━━━━━ Passage provided
China Mobile Suzhou and Huawei have verified 5G indoor positioning capability in metro transport scenarios in Suzhou, China. The verification showed that, even with Pico Remote Radio Units (pRRUs) hidden, a positioning precision of 3 to 5 m can be achieved in 90% of the platform and hall areas. Verificiation of 5G indoor positioning on live networks in the world, provides valuable experience for the commercial growth of 5G positioning in vertical industries.
A Huawei LampSite base station consists of a baseband unit (BBU), pRRU, and RRU HUB (RRU HUB).
[Image: Line 4 of Suzhou Metro, courtesy Huawei]
Indoor location-based services are in high demand for vertical applications, such as indoor navigation, asset tracking, geofencing, logistics management, and personnel management, which reflects the huge market space of indoor positioning. Currently, indoor positioning technologies are of great variety and most of them need to be deployed and maintained individually, producing high end-to-end costs. As a part of the continuous evolution of 5G, positioning has been added to 3GPP Release 16 finalized in mid 2020 to realize indoor positioning by leveraging the ultra-high signal resolution empowered by 5G’s high bandwidth, multi-point measurements, and multi-access edge computing (MEC) deployment.
━━━━━━━━━━
━━━━━ Information supplied
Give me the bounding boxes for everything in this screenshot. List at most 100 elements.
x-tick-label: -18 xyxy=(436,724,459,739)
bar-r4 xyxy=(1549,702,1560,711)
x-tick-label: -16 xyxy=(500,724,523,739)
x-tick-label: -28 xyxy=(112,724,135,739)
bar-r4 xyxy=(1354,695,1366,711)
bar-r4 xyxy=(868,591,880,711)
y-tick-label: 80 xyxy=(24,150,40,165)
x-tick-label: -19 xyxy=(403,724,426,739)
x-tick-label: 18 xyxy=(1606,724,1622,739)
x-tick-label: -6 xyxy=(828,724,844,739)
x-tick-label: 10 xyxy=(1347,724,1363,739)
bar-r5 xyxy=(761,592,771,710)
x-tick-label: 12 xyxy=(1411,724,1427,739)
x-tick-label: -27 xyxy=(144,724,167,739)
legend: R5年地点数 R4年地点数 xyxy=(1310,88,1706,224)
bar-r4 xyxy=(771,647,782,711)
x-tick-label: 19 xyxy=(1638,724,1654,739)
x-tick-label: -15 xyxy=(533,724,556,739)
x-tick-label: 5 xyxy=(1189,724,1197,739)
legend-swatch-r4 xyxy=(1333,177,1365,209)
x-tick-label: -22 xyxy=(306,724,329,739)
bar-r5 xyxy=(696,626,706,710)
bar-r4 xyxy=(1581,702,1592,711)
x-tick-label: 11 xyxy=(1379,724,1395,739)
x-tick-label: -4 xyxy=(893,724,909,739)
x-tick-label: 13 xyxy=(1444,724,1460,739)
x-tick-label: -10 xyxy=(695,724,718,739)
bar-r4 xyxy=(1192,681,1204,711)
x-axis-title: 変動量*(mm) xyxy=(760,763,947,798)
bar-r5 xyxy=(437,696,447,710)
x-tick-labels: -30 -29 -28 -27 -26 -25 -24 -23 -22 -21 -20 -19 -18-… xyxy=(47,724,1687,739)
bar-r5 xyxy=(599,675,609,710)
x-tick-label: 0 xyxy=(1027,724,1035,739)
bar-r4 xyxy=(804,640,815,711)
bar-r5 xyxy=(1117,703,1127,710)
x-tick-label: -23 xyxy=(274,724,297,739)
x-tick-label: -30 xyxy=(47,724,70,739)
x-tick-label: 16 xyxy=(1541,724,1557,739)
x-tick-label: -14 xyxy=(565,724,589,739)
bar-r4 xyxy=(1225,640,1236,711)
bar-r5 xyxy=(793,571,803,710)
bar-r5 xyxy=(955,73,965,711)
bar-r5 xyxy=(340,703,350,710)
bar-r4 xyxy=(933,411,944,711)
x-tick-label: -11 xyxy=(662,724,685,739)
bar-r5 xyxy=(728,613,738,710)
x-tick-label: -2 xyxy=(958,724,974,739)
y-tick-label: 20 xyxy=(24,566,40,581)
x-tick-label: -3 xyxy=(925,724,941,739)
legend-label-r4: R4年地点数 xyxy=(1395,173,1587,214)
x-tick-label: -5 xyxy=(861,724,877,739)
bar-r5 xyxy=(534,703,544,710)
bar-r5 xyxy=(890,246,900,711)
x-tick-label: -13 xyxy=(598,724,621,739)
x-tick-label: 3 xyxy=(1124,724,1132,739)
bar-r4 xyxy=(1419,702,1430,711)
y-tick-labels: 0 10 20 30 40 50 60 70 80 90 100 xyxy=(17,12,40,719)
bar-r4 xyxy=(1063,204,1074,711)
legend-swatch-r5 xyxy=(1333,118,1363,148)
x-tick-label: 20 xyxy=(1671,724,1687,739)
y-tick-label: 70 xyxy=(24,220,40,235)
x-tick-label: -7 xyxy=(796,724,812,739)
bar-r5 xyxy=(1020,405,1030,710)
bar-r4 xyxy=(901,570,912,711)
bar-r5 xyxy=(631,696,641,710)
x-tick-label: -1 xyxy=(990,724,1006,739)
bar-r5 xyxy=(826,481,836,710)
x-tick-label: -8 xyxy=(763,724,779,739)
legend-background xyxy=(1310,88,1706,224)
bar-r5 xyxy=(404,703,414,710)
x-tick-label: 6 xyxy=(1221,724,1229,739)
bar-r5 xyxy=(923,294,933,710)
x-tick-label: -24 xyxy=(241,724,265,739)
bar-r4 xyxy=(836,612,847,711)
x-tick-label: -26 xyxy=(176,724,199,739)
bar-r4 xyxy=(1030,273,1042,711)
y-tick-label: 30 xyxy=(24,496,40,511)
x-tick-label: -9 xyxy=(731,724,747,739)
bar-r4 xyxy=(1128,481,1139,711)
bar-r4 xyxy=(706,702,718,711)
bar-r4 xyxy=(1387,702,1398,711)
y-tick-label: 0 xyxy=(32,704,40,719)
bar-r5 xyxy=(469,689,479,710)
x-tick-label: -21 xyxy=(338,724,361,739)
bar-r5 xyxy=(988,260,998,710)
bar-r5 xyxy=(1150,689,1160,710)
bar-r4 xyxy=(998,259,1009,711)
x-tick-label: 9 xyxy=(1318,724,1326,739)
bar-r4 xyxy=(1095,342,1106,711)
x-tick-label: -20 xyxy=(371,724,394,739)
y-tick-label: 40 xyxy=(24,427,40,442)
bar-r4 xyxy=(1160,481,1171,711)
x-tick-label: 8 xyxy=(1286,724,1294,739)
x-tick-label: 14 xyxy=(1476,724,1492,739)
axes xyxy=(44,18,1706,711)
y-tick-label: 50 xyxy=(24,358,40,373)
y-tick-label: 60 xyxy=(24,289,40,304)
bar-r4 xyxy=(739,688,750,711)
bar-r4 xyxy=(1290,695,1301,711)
━━━━━━━━━━
Your tasks:
a – In the article on 5G indoor positioning in the Suzhou metro, what positioning precision was achieved, and across what share of the platform and hall areas?
b – From the article on 5G indoor positioning in the Suzhou metro, copy the part that opens with the words containing "China Mobile Suzhou" and closes with "HUB (RRU HUB).".
c – Carry on the article on 5G indoor positioning in the Suzhou metro from where it stops.

Your written answers:
a – A precision of 3 to 5 m was achieved in 90% of the platform and hall areas.

b –
China Mobile Suzhou and Huawei have verified 5G indoor positioning capability in metro transport scenarios in Suzhou, China. The verification showed that, even with Pico Remote Radio Units (pRRUs) hidden, a positioning precision of 3 to 5 m can be achieved in 90% of the platform and hall areas. Verificiation of 5G indoor positioning on live networks in the world, provides valuable experience for the commercial growth of 5G positioning in vertical industries.
A Huawei LampSite base station consists of a baseband unit (BBU), pRRU, and RRU HUB (RRU HUB).

c –
A Qualcomm blog post about Release 16 states that it “supports multi-/single-cell and device-based positioning, defining a new positioning reference signal (PRS) used by various 5G positioning techniques such as roundtrip time (RTT), angle of arrival/departure (AoA/AoD), and time difference of arrival (TDOA). RTT- based positioning removes the requirement of tight network timing synchronization across nodes (as needed in legacy techniques such as TDOA) and offers additional flexibility in network deployment and maintenance. These techniques are designed to meet initial 5G requirements of 3 and 10 meters for indoor and outdoor use cases, respectively. In Release 17, precise indoor positioning functionality will bring sub-meter accuracy for industrial IoT use cases.”
The Suzhou verification was based on Huawei’s 5G digital indoor solution LampSite and MEC solution. The LampSite units measure the radio signals of 5G devices and work with MEC to analyze the signal characteristics. Based on the results of the analysis, algorithms are used to precisely locate 5G devices.